--- START OF Information shown ---

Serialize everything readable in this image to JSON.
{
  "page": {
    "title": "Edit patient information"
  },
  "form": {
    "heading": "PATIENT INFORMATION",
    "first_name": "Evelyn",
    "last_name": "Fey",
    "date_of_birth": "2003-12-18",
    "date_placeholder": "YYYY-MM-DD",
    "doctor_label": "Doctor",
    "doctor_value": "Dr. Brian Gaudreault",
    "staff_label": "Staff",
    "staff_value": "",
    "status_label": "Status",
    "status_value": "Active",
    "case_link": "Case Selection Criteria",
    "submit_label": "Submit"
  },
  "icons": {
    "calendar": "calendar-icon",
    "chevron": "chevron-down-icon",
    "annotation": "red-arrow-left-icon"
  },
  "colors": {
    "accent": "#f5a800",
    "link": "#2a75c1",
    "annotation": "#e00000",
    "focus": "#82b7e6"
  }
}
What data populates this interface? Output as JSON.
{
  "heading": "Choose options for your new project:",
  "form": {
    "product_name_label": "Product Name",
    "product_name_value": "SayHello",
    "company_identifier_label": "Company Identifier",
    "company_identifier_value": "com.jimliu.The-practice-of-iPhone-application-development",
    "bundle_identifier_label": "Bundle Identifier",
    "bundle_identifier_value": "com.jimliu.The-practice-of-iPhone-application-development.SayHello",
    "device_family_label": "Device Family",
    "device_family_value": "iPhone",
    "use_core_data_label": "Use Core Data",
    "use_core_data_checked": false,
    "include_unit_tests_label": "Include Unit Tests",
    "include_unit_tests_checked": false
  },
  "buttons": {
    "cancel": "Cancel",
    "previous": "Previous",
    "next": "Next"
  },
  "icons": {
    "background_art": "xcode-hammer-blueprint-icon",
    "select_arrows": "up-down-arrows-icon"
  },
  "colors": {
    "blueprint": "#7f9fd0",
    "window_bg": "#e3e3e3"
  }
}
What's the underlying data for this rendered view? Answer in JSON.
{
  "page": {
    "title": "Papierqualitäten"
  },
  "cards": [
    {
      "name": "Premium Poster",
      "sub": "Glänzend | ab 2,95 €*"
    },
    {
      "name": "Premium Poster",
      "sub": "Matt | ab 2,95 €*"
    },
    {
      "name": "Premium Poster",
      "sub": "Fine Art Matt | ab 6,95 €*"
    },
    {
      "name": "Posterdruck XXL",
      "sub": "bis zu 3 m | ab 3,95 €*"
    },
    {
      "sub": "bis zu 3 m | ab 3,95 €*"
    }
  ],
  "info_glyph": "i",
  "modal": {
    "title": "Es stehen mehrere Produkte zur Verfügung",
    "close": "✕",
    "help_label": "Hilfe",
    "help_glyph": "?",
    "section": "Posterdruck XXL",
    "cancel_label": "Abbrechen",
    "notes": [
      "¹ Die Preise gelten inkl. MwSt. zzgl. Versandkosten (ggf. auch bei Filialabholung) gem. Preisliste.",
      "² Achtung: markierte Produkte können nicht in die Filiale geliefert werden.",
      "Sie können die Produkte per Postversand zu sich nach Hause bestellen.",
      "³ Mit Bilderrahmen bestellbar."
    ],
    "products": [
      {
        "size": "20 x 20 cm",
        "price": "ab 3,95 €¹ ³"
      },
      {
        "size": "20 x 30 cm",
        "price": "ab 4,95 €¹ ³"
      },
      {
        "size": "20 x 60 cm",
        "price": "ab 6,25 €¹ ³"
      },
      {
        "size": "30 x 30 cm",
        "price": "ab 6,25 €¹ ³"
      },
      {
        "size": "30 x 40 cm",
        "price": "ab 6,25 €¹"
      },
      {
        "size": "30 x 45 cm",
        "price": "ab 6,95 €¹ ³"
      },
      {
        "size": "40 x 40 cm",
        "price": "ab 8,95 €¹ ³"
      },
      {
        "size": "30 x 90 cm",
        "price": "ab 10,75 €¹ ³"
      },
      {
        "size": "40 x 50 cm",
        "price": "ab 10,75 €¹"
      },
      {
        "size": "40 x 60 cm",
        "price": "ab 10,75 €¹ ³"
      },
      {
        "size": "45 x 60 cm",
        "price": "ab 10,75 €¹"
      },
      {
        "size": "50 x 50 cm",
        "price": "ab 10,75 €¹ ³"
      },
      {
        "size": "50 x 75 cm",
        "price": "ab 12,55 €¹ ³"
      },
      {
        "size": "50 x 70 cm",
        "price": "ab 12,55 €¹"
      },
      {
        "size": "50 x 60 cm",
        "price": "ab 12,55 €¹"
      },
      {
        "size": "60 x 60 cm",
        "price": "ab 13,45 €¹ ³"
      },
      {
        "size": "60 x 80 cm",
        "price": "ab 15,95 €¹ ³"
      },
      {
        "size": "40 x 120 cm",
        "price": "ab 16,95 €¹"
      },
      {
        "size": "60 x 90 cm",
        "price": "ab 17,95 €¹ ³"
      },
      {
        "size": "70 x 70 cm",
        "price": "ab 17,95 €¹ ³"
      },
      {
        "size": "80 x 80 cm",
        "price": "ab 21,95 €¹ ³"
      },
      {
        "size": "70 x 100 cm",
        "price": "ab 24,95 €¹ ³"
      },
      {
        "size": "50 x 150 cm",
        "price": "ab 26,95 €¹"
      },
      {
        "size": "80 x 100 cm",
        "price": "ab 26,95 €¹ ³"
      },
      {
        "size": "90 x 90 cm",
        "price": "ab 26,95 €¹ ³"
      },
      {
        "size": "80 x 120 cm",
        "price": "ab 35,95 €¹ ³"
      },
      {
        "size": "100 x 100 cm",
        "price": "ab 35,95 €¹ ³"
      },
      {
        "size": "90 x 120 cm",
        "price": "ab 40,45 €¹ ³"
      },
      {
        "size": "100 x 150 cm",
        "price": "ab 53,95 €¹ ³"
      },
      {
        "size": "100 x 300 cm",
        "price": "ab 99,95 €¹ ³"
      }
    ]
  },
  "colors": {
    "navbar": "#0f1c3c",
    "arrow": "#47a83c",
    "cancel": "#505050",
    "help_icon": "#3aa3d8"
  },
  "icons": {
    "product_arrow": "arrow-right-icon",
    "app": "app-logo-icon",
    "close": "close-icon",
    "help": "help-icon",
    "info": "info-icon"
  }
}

--- END OF Information shown ---

◆ **Task instructions**: Copy every line in the entries above that has the string "annotation" in it.

◆ **Response to this exercise**:
    "annotation": "red-arrow-left-icon"
    "annotation": "#e00000",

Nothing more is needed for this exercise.